__Aim__
Output the material below in full, exactly as it is.

__Recorded data__
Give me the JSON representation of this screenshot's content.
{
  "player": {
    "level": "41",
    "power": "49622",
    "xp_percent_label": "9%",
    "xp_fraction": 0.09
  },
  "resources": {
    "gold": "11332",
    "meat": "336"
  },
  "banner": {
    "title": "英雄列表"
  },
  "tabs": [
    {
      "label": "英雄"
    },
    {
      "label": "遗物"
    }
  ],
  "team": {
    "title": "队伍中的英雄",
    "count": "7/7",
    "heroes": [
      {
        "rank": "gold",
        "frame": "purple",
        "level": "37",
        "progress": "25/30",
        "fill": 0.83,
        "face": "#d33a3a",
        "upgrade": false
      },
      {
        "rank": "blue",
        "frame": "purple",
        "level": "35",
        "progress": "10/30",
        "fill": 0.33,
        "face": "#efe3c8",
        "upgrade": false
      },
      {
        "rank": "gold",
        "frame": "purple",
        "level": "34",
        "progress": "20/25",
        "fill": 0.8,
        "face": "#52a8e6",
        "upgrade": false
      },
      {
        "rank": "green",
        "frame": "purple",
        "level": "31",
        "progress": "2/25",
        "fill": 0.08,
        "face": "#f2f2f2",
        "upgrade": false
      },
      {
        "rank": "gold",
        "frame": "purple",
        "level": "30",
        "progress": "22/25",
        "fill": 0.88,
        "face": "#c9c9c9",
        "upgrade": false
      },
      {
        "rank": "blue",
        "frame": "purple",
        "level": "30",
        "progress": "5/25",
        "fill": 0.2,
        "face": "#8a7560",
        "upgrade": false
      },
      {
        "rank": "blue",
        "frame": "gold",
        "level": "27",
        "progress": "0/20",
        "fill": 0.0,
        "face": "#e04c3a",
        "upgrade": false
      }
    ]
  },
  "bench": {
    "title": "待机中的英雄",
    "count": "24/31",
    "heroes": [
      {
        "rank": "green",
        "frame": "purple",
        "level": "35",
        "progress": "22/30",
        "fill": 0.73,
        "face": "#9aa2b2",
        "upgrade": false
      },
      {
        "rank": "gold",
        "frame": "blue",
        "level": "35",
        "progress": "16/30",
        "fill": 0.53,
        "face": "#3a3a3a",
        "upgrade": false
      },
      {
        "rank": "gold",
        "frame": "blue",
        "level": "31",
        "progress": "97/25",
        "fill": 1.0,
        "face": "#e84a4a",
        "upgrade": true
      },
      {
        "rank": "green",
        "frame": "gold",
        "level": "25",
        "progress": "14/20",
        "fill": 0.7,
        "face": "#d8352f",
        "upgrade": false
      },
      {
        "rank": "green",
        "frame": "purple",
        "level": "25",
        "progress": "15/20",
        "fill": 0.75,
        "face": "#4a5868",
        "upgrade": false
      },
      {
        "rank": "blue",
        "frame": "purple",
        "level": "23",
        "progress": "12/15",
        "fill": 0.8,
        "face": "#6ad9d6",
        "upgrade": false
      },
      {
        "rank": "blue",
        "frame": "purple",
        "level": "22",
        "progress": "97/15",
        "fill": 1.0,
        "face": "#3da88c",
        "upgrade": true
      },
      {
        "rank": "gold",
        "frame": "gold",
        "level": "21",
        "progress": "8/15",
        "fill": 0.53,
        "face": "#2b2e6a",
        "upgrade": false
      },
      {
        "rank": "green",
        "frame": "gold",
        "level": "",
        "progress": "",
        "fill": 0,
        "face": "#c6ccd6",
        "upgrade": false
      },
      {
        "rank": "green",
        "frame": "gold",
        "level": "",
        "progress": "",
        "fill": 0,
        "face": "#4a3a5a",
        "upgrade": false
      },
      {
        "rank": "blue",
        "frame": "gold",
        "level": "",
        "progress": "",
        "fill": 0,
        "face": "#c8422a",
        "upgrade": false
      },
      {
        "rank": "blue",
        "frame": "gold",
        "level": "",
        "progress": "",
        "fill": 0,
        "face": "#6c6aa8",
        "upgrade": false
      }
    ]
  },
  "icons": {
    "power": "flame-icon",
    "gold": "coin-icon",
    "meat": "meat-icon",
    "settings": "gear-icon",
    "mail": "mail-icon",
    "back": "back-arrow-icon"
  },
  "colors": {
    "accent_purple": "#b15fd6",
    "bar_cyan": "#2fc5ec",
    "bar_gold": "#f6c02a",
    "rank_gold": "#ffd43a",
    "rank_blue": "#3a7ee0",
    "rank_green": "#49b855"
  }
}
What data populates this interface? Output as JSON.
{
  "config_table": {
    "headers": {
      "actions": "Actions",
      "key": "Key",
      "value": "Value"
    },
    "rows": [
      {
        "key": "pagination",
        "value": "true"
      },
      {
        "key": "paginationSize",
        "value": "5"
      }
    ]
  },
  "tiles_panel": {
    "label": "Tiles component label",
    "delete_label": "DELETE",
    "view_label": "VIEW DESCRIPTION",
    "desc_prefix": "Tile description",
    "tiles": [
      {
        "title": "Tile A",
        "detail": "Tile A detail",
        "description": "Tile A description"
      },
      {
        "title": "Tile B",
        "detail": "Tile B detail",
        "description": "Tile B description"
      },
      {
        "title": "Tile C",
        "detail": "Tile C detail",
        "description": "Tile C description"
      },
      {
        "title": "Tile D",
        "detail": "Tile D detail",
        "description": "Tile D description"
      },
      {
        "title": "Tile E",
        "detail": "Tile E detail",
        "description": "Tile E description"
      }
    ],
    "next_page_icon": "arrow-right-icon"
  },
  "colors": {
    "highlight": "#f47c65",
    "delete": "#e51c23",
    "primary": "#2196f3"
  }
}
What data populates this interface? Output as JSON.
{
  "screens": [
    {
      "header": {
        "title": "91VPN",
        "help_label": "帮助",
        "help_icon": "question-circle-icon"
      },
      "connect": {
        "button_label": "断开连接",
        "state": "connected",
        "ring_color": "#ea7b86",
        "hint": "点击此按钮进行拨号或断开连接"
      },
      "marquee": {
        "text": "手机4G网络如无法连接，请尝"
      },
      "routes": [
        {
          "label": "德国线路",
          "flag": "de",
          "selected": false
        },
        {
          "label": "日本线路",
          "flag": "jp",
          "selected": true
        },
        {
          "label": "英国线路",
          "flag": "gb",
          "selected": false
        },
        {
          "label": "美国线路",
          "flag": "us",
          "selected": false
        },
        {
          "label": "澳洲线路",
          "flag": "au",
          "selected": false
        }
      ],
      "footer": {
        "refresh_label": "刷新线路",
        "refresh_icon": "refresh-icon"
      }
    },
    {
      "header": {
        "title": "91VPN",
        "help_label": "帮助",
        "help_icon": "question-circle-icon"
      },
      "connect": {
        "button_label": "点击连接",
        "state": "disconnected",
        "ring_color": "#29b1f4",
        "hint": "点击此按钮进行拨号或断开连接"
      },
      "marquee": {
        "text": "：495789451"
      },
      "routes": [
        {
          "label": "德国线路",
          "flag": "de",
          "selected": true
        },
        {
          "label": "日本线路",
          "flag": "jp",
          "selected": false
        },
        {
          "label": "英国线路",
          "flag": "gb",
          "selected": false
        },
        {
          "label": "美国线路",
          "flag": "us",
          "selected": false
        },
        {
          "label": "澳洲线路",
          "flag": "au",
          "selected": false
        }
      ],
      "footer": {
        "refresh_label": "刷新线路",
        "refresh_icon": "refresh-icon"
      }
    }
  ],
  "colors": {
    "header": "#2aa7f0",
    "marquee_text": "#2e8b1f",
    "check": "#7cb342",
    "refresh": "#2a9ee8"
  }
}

__Task output__
Give me the JSON representation of this screenshot's content.
{
  "player": {
    "level": "41",
    "power": "49622",
    "xp_percent_label": "9%",
    "xp_fraction": 0.09
  },
  "resources": {
    "gold": "11332",
    "meat": "336"
  },
  "banner": {
    "title": "英雄列表"
  },
  "tabs": [
    {
      "label": "英雄"
    },
    {
      "label": "遗物"
    }
  ],
  "team": {
    "title": "队伍中的英雄",
    "count": "7/7",
    "heroes": [
      {
        "rank": "gold",
        "frame": "purple",
        "level": "37",
        "progress": "25/30",
        "fill": 0.83,
        "face": "#d33a3a",
        "upgrade": false
      },
      {
        "rank": "blue",
        "frame": "purple",
        "level": "35",
        "progress": "10/30",
        "fill": 0.33,
        "face": "#efe3c8",
        "upgrade": false
      },
      {
        "rank": "gold",
        "frame": "purple",
        "level": "34",
        "progress": "20/25",
        "fill": 0.8,
        "face": "#52a8e6",
        "upgrade": false
      },
      {
        "rank": "green",
        "frame": "purple",
        "level": "31",
        "progress": "2/25",
        "fill": 0.08,
        "face": "#f2f2f2",
        "upgrade": false
      },
      {
        "rank": "gold",
        "frame": "purple",
        "level": "30",
        "progress": "22/25",
        "fill": 0.88,
        "face": "#c9c9c9",
        "upgrade": false
      },
      {
        "rank": "blue",
        "frame": "purple",
        "level": "30",
        "progress": "5/25",
        "fill": 0.2,
        "face": "#8a7560",
        "upgrade": false
      },
      {
        "rank": "blue",
        "frame": "gold",
        "level": "27",
        "progress": "0/20",
        "fill": 0.0,
        "face": "#e04c3a",
        "upgrade": false
      }
    ]
  },
  "bench": {
    "title": "待机中的英雄",
    "count": "24/31",
    "heroes": [
      {
        "rank": "green",
        "frame": "purple",
        "level": "35",
        "progress": "22/30",
        "fill": 0.73,
        "face": "#9aa2b2",
        "upgrade": false
      },
      {
        "rank": "gold",
        "frame": "blue",
        "level": "35",
        "progress": "16/30",
        "fill": 0.53,
        "face": "#3a3a3a",
        "upgrade": false
      },
      {
        "rank": "gold",
        "frame": "blue",
        "level": "31",
        "progress": "97/25",
        "fill": 1.0,
        "face": "#e84a4a",
        "upgrade": true
      },
      {
        "rank": "green",
        "frame": "gold",
        "level": "25",
        "progress": "14/20",
        "fill": 0.7,
        "face": "#d8352f",
        "upgrade": false
      },
      {
        "rank": "green",
        "frame": "purple",
        "level": "25",
        "progress": "15/20",
        "fill": 0.75,
        "face": "#4a5868",
        "upgrade": false
      },
      {
        "rank": "blue",
        "frame": "purple",
        "level": "23",
        "progress": "12/15",
        "fill": 0.8,
        "face": "#6ad9d6",
        "upgrade": false
      },
      {
        "rank": "blue",
        "frame": "purple",
        "level": "22",
        "progress": "97/15",
        "fill": 1.0,
        "face": "#3da88c",
        "upgrade": true
      },
      {
        "rank": "gold",
        "frame": "gold",
        "level": "21",
        "progress": "8/15",
        "fill": 0.53,
        "face": "#2b2e6a",
        "upgrade": false
      },
      {
        "rank": "green",
        "frame": "gold",
        "level": "",
        "progress": "",
        "fill": 0,
        "face": "#c6ccd6",
        "upgrade": false
      },
      {
        "rank": "green",
        "frame": "gold",
        "level": "",
        "progress": "",
        "fill": 0,
        "face": "#4a3a5a",
        "upgrade": false
      },
      {
        "rank": "blue",
        "frame": "gold",
        "level": "",
        "progress": "",
        "fill": 0,
        "face": "#c8422a",
        "upgrade": false
      },
      {
        "rank": "blue",
        "frame": "gold",
        "level": "",
        "progress": "",
        "fill": 0,
        "face": "#6c6aa8",
        "upgrade": false
      }
    ]
  },
  "icons": {
    "power": "flame-icon",
    "gold": "coin-icon",
    "meat": "meat-icon",
    "settings": "gear-icon",
    "mail": "mail-icon",
    "back": "back-arrow-icon"
  },
  "colors": {
    "accent_purple": "#b15fd6",
    "bar_cyan": "#2fc5ec",
    "bar_gold": "#f6c02a",
    "rank_gold": "#ffd43a",
    "rank_blue": "#3a7ee0",
    "rank_green": "#49b855"
  }
}
What data populates this interface? Output as JSON.
{
  "config_table": {
    "headers": {
      "actions": "Actions",
      "key": "Key",
      "value": "Value"
    },
    "rows": [
      {
        "key": "pagination",
        "value": "true"
      },
      {
        "key": "paginationSize",
        "value": "5"
      }
    ]
  },
  "tiles_panel": {
    "label": "Tiles component label",
    "delete_label": "DELETE",
    "view_label": "VIEW DESCRIPTION",
    "desc_prefix": "Tile description",
    "tiles": [
      {
        "title": "Tile A",
        "detail": "Tile A detail",
        "description": "Tile A description"
      },
      {
        "title": "Tile B",
        "detail": "Tile B detail",
        "description": "Tile B description"
      },
      {
        "title": "Tile C",
        "detail": "Tile C detail",
        "description": "Tile C description"
      },
      {
        "title": "Tile D",
        "detail": "Tile D detail",
        "description": "Tile D description"
      },
      {
        "title": "Tile E",
        "detail": "Tile E detail",
        "description": "Tile E description"
      }
    ],
    "next_page_icon": "arrow-right-icon"
  },
  "colors": {
    "highlight": "#f47c65",
    "delete": "#e51c23",
    "primary": "#2196f3"
  }
}
What data populates this interface? Output as JSON.
{
  "screens": [
    {
      "header": {
        "title": "91VPN",
        "help_label": "帮助",
        "help_icon": "question-circle-icon"
      },
      "connect": {
        "button_label": "断开连接",
        "state": "connected",
        "ring_color": "#ea7b86",
        "hint": "点击此按钮进行拨号或断开连接"
      },
      "marquee": {
        "text": "手机4G网络如无法连接，请尝"
      },
      "routes": [
        {
          "label": "德国线路",
          "flag": "de",
          "selected": false
        },
        {
          "label": "日本线路",
          "flag": "jp",
          "selected": true
        },
        {
          "label": "英国线路",
          "flag": "gb",
          "selected": false
        },
        {
          "label": "美国线路",
          "flag": "us",
          "selected": false
        },
        {
          "label": "澳洲线路",
          "flag": "au",
          "selected": false
        }
      ],
      "footer": {
        "refresh_label": "刷新线路",
        "refresh_icon": "refresh-icon"
      }
    },
    {
      "header": {
        "title": "91VPN",
        "help_label": "帮助",
        "help_icon": "question-circle-icon"
      },
      "connect": {
        "button_label": "点击连接",
        "state": "disconnected",
        "ring_color": "#29b1f4",
        "hint": "点击此按钮进行拨号或断开连接"
      },
      "marquee": {
        "text": "：495789451"
      },
      "routes": [
        {
          "label": "德国线路",
          "flag": "de",
          "selected": true
        },
        {
          "label": "日本线路",
          "flag": "jp",
          "selected": false
        },
        {
          "label": "英国线路",
          "flag": "gb",
          "selected": false
        },
        {
          "label": "美国线路",
          "flag": "us",
          "selected": false
        },
        {
          "label": "澳洲线路",
          "flag": "au",
          "selected": false
        }
      ],
      "footer": {
        "refresh_label": "刷新线路",
        "refresh_icon": "refresh-icon"
      }
    }
  ],
  "colors": {
    "header": "#2aa7f0",
    "marquee_text": "#2e8b1f",
    "check": "#7cb342",
    "refresh": "#2a9ee8"
  }
}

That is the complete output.